*TEKS SUMBER*:
········

"Operatie
Product (bahasa Indonesia: Operasi Produk) atau yang dikenal di Indonesia dengan nama Agresi Militer
Belanda I adalah operasi militer Belanda di Jawa dan Sumatera
terhadap Republik Indonesia yang dilaksanakan dari 21 Juli 1947 sampai 5
Agustus 1947. Operasi militer ini merupakan bagian Aksi Polisionil yang
diberlakukan Belanda dalam rangka mempertahankan penafsiran Belanda atas
Perundingan Linggarjati. Dari sudut pandang Republik Indonesia, operasi ini
dianggap merupakan pelanggaran dari hasil Perundingan Linggajati.
Penyebab
Terjadinya Agresi Militer Belanda I
Agresi militer Belanda I diawali oleh perselisihan Indonesia dan Belanda akibat perbedaan penafsiran terhadap ketentuan hasil Perundingan Linggarjati. Pihak Belanda cenderung menempatkan Indonesia sebagai negara persekmakmuran dengan Belanda sebagai negara induk. Sebaliknya, pihak Indonesia tetap teguh mempertahankan kedaulatannya, lepas dari Belanda.
Tujuan Belanda
Mengadakan Agresi Militer I
Adapun tujuan Belanda mengadakan agresi militer I yaitu sebagai berikut:
Adapun tujuan Belanda mengadakan agresi militer I yaitu sebagai berikut:
- Tujuan Politik
Mengepung Ibukota Republik Indonesia dan menghapus kedaulatan Republik Indonesia.
- Tujuan Ekonomi
Merebut pusat-pusat penghasil makanan dan bahan ekspor.
- Tujuan Militer
Menghancurkan Tentara Nasional Indonesia (TNI)
Kronologis Terjadinya Agresi Militer I
Sesudah penandatanganan Persetujuan Linggarjati, Belanda berusaha keras memaksakan interpretasi mereka sendiri dan berjalan sendiri untuk membentuk negara-negara bagian yang akan menjadi bagian dari negara Indonesia Serikat, sesuai dengan keinginan mereka.

········

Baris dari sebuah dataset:

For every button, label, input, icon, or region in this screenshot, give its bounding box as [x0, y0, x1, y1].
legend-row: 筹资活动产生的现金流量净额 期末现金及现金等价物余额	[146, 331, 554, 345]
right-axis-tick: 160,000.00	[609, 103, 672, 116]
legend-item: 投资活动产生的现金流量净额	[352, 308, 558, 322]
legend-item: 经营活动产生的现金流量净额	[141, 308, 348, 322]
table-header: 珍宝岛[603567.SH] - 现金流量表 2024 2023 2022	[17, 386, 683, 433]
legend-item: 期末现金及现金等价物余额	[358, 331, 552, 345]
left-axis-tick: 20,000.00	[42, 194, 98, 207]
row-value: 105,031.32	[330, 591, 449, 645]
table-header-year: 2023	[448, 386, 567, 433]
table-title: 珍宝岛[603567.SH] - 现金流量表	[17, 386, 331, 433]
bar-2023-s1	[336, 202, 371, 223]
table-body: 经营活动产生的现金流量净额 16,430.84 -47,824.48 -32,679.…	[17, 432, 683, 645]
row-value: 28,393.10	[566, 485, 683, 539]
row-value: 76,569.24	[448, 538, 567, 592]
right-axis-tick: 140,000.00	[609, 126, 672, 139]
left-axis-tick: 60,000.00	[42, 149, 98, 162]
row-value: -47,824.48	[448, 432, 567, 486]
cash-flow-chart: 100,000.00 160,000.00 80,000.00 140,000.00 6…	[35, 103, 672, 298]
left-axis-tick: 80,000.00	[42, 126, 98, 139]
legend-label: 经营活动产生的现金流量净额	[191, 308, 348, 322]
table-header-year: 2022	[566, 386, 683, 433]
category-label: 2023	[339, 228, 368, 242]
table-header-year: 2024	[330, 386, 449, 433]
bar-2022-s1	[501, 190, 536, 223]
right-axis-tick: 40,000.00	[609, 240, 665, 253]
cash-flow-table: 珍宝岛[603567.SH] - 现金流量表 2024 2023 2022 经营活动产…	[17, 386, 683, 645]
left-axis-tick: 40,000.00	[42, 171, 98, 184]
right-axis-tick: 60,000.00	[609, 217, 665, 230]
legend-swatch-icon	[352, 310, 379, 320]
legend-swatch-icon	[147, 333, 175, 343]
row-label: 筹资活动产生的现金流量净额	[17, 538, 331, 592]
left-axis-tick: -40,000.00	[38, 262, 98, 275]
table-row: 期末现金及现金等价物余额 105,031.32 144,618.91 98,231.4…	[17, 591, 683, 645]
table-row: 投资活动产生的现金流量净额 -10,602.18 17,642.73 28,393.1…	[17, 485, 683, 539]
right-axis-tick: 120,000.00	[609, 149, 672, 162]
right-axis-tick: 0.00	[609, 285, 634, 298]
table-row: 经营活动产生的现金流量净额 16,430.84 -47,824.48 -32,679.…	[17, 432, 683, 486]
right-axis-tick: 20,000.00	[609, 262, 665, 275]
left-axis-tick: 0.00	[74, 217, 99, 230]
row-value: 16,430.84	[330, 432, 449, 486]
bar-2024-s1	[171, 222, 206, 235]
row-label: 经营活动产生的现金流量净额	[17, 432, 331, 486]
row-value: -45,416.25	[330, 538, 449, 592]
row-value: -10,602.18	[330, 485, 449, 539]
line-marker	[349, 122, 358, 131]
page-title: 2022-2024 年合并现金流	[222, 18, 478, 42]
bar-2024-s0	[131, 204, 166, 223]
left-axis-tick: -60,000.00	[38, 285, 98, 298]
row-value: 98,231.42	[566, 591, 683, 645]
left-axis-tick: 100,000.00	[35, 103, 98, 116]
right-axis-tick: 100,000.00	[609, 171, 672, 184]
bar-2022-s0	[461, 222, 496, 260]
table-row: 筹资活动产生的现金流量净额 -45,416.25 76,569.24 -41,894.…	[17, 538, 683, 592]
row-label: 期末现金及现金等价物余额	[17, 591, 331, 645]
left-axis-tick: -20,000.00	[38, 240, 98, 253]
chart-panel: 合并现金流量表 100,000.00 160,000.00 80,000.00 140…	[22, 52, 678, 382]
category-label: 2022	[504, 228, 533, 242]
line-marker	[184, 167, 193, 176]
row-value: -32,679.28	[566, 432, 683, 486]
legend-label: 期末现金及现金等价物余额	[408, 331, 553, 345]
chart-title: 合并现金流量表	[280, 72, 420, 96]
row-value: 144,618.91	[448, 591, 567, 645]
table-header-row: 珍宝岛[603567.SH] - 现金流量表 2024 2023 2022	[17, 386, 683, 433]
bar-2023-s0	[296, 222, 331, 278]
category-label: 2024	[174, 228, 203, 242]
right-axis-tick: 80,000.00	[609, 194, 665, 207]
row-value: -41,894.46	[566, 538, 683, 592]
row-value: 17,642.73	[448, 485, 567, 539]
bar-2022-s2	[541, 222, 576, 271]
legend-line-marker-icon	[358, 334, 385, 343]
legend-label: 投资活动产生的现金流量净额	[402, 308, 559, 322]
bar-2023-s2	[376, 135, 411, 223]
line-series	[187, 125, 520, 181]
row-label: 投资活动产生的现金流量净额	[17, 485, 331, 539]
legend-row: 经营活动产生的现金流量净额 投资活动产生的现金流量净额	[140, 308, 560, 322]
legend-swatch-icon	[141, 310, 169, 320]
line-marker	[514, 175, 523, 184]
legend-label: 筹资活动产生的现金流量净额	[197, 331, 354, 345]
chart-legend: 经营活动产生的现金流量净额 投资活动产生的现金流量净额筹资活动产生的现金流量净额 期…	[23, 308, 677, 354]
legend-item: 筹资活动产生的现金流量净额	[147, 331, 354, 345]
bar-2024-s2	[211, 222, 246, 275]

········

Jawablah pertanyaan berikut berdasarkan teks tentang Agresi Militer Belanda I.
1. Dari tanggal berapa sampai tanggal berapa operasi militer itu dilaksanakan?
2. Perselisihan Indonesia dan Belanda yang mengawali agresi tersebut timbul akibat apa?
3. Apa tujuan ekonomi Belanda dalam mengadakan agresi itu?

1. Dari 21 Juli 1947 sampai 5 Agustus 1947.
2. Akibat perbedaan penafsiran terhadap ketentuan hasil Perundingan Linggarjati.
3. Merebut pusat-pusat penghasil makanan dan bahan ekspor.